■ **Exercise**:
Isolate every line in the data with the string "순천밀알주간보호센터" and copy it.
------------------------------------
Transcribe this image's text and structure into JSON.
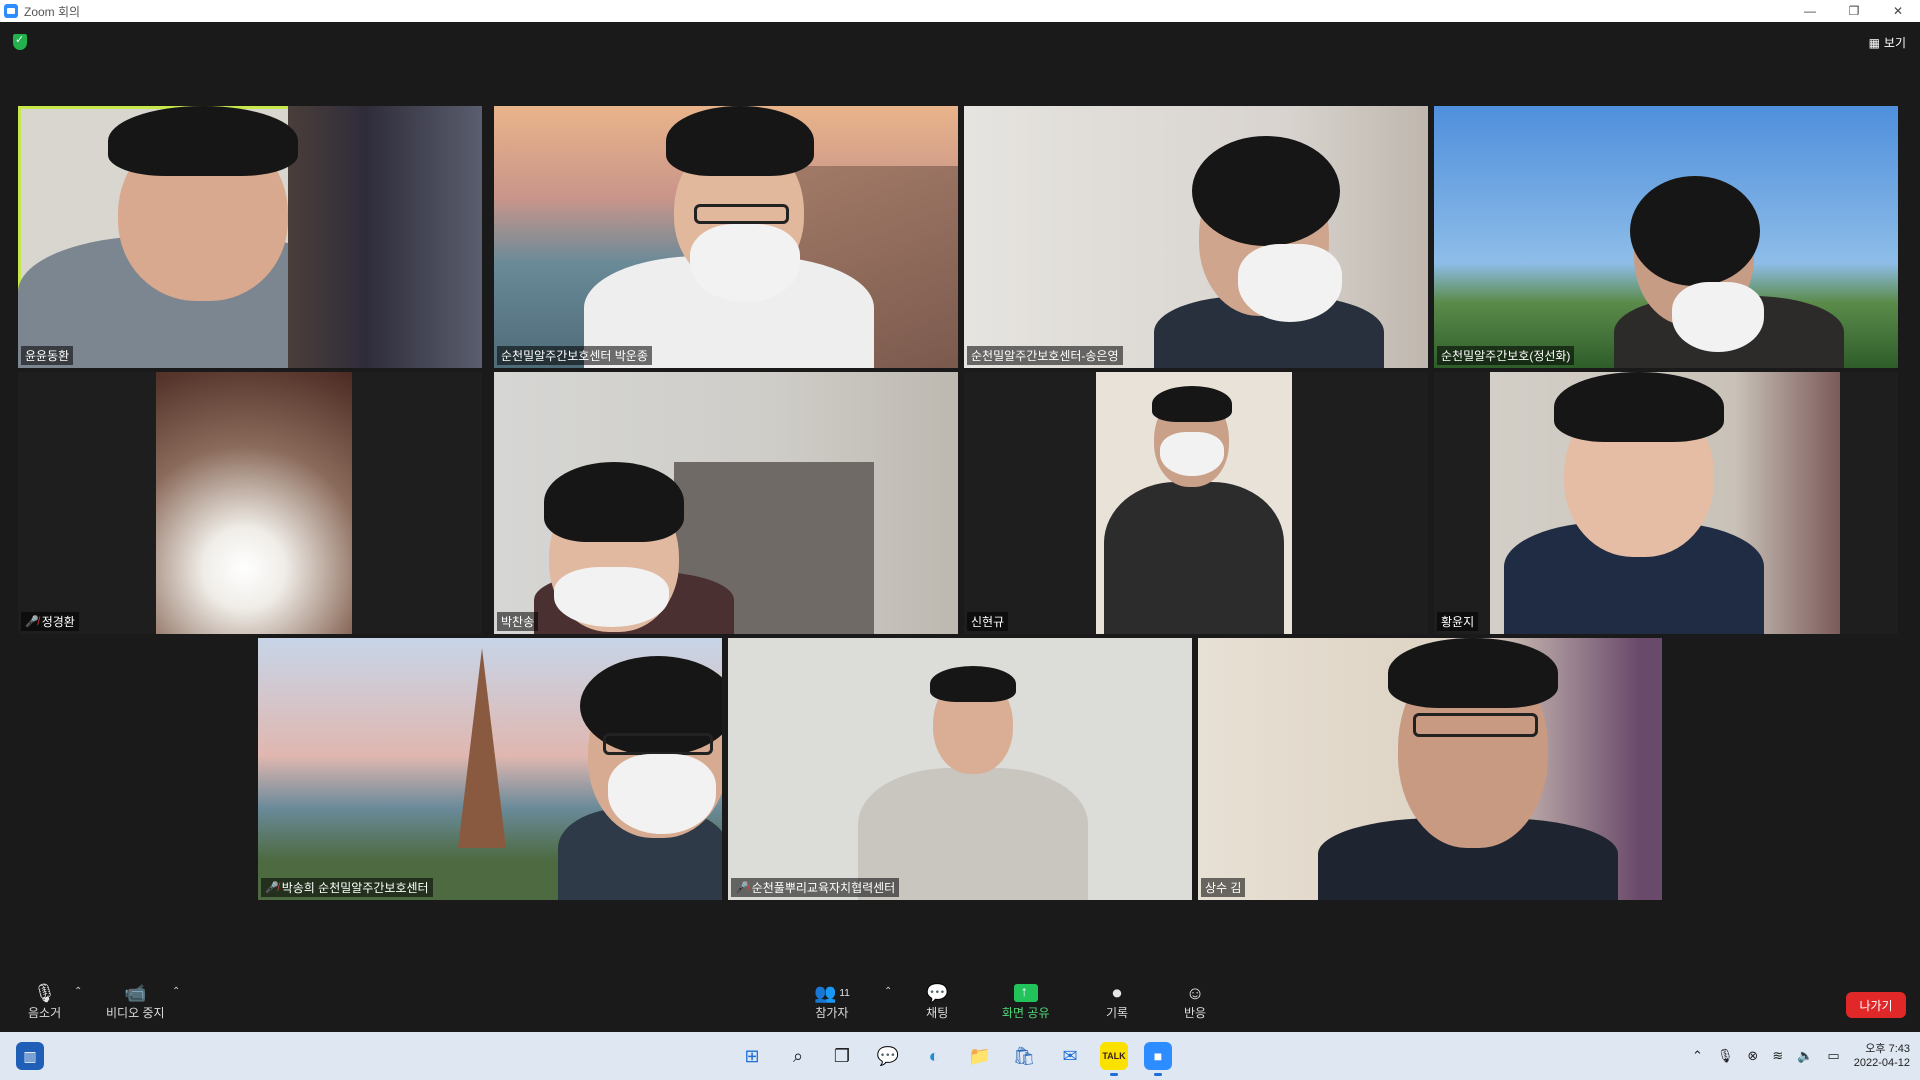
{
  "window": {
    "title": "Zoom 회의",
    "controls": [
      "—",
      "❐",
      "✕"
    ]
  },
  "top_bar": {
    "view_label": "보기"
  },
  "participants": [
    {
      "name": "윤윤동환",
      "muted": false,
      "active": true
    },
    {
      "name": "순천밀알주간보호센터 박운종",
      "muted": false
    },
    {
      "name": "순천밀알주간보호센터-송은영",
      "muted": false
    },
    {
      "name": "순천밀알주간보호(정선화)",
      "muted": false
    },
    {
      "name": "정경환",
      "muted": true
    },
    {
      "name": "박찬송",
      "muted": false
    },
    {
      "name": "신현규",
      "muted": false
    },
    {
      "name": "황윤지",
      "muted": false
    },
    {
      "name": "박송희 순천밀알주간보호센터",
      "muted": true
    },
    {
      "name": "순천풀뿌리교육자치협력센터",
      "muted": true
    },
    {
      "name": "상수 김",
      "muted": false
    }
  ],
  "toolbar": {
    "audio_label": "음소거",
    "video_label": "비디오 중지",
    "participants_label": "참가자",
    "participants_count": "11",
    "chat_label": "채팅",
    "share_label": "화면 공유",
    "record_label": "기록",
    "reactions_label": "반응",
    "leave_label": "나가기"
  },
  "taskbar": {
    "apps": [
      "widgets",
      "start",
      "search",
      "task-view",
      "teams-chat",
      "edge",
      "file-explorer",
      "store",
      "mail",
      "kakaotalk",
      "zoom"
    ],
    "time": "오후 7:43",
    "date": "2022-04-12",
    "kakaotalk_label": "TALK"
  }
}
------------------------------------
■ **The response**:
      "name": "순천밀알주간보호센터 박운종",
      "name": "순천밀알주간보호센터-송은영",
      "name": "박송희 순천밀알주간보호센터",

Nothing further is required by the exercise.